[start]
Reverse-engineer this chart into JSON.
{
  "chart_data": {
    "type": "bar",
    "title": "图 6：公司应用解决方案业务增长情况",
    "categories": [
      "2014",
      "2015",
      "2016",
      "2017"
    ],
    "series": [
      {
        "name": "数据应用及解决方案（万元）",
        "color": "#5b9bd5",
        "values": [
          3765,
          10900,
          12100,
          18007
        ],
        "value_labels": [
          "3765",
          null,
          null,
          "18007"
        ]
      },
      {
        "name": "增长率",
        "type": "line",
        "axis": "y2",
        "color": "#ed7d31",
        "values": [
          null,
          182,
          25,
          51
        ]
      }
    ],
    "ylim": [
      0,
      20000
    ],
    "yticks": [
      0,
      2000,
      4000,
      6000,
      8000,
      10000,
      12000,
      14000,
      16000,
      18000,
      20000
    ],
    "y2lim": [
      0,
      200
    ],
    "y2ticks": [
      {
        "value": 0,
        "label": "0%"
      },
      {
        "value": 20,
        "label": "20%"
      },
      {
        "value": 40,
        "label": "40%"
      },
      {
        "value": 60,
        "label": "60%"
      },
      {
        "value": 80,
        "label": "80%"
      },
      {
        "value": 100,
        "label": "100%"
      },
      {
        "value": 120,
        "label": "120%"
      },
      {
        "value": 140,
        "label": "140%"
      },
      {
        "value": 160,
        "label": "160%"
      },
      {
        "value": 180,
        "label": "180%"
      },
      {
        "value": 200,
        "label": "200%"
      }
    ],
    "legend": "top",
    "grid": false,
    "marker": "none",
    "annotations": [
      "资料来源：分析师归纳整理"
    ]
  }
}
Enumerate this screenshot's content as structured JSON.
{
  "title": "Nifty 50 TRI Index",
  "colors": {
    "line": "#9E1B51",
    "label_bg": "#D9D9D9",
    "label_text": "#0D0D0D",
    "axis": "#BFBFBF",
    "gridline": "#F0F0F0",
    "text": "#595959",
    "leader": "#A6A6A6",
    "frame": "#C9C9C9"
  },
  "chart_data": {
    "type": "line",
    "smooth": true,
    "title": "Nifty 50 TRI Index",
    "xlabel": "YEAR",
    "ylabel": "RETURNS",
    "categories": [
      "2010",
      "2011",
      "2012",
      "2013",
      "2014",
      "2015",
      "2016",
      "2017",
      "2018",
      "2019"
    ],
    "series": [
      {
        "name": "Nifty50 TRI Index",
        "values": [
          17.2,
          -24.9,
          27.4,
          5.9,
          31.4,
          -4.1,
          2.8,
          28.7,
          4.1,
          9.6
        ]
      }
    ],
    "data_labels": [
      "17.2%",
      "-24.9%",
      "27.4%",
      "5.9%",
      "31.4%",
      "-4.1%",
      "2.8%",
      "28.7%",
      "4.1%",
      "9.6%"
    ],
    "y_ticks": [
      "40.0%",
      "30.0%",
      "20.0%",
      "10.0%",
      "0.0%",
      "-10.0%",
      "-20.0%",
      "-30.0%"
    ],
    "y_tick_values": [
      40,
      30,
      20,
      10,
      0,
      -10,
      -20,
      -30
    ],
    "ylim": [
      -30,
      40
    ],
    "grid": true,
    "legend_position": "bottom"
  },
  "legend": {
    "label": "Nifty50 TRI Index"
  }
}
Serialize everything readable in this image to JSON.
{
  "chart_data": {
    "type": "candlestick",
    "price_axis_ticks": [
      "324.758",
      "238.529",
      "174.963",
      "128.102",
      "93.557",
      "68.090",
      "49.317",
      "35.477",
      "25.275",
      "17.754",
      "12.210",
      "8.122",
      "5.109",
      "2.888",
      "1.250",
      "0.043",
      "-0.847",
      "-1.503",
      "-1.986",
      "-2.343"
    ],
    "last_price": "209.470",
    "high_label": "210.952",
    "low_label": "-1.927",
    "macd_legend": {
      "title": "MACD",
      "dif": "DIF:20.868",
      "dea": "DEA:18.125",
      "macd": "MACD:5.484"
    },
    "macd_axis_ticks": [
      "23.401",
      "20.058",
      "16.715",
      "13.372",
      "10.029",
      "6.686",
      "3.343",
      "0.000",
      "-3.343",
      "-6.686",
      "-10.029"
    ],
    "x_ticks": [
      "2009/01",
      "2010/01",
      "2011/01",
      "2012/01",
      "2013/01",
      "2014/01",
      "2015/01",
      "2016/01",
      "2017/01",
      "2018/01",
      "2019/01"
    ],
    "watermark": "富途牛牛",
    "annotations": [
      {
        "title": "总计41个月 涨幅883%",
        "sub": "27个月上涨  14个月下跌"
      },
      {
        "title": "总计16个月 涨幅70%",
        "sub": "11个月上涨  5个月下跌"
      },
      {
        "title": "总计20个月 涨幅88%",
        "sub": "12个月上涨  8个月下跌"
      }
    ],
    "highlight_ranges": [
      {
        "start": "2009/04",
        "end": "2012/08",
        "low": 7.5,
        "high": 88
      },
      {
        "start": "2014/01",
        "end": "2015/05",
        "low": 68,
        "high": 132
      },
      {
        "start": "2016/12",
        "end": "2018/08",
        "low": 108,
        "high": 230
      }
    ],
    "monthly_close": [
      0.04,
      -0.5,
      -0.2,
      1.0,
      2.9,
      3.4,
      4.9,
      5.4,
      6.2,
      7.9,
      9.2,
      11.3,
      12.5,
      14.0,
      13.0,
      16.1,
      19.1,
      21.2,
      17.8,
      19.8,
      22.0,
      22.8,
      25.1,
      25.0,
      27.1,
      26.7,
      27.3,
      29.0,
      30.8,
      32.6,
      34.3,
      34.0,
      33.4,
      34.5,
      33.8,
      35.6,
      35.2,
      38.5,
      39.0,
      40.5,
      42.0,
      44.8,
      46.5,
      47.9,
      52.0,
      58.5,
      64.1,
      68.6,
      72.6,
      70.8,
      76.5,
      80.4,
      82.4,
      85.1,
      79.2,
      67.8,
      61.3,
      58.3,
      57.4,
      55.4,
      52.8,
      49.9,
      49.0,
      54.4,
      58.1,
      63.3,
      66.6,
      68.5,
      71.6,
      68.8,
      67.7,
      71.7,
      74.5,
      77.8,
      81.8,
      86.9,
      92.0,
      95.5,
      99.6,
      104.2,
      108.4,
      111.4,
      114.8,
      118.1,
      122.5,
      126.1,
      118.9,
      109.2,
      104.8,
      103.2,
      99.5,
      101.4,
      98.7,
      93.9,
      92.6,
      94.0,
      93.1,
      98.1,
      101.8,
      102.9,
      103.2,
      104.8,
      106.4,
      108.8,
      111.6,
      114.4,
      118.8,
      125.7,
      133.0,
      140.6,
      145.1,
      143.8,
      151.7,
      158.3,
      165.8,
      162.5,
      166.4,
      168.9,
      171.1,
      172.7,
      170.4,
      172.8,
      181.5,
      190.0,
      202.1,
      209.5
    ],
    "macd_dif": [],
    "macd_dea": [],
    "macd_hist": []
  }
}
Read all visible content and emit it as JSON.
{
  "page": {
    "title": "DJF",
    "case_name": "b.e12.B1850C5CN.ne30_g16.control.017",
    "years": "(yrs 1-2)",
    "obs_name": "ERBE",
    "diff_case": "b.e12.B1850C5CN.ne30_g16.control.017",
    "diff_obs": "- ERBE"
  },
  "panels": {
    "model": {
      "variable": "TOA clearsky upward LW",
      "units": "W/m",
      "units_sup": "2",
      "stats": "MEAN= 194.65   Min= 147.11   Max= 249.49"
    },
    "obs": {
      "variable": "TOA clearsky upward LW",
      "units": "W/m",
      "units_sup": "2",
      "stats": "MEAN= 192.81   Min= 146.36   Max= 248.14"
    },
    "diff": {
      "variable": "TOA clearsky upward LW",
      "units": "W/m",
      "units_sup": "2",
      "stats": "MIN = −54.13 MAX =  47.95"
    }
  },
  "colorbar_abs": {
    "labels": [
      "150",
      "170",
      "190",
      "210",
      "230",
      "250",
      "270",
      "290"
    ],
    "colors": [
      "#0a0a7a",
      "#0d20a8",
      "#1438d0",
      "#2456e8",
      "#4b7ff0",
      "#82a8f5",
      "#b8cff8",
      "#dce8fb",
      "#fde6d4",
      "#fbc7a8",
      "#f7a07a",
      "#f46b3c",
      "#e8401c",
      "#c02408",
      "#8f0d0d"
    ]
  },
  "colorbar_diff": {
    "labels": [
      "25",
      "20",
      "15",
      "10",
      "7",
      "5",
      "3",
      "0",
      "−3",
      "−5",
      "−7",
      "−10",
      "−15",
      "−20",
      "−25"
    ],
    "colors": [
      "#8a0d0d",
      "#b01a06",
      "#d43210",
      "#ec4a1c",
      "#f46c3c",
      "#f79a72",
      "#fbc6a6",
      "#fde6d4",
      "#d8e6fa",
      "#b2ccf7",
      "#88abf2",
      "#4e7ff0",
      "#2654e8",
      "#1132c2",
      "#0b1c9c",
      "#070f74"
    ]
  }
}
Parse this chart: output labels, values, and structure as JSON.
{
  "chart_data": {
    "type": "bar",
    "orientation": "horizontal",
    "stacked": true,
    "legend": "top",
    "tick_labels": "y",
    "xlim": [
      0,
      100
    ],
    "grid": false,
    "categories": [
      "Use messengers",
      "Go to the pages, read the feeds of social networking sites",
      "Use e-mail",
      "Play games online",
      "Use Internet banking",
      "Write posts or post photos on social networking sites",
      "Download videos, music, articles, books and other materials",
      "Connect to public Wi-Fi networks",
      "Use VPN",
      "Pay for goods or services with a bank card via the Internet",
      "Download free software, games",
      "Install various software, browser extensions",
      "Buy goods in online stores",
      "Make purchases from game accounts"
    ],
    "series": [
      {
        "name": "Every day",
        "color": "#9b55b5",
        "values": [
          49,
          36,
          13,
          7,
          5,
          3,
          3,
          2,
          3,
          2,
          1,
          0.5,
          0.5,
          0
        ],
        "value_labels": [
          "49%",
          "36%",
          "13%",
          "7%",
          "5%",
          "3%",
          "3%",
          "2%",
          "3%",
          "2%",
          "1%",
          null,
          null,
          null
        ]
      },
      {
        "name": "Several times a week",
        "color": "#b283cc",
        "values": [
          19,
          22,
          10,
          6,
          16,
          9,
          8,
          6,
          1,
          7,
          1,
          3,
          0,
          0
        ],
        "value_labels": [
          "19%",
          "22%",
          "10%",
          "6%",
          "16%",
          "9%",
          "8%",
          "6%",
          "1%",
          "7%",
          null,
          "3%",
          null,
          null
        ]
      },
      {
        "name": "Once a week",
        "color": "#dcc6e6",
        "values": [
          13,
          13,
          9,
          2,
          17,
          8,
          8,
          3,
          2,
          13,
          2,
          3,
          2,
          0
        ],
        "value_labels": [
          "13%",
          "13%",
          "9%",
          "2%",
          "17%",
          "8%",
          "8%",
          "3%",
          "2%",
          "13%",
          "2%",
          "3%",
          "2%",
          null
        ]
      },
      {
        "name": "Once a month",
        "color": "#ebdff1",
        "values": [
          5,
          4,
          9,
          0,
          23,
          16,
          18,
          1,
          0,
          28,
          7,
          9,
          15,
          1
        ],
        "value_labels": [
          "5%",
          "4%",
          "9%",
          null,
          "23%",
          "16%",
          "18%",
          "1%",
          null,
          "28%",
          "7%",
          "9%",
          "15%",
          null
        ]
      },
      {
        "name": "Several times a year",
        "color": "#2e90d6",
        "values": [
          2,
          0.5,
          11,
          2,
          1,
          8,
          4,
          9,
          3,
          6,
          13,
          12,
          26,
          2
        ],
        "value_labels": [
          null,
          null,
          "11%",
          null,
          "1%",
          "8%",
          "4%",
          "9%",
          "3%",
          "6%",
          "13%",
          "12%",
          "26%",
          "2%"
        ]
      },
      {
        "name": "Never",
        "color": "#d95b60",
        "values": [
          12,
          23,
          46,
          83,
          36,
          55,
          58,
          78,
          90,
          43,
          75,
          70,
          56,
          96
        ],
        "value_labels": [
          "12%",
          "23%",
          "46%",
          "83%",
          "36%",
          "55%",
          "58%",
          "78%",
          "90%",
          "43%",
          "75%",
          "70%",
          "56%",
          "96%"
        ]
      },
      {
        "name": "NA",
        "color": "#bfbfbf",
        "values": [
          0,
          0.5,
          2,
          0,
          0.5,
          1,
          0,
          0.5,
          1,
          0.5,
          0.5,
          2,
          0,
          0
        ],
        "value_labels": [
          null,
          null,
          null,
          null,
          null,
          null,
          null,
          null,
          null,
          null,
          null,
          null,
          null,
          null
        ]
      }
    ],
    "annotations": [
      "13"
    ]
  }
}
[end]
:: WRITTEN REQUEST ::
Copy all lines from the listing that contain "games".

:: CORRECT RESPONSE ::
      "Play games online",
      "Download free software, games",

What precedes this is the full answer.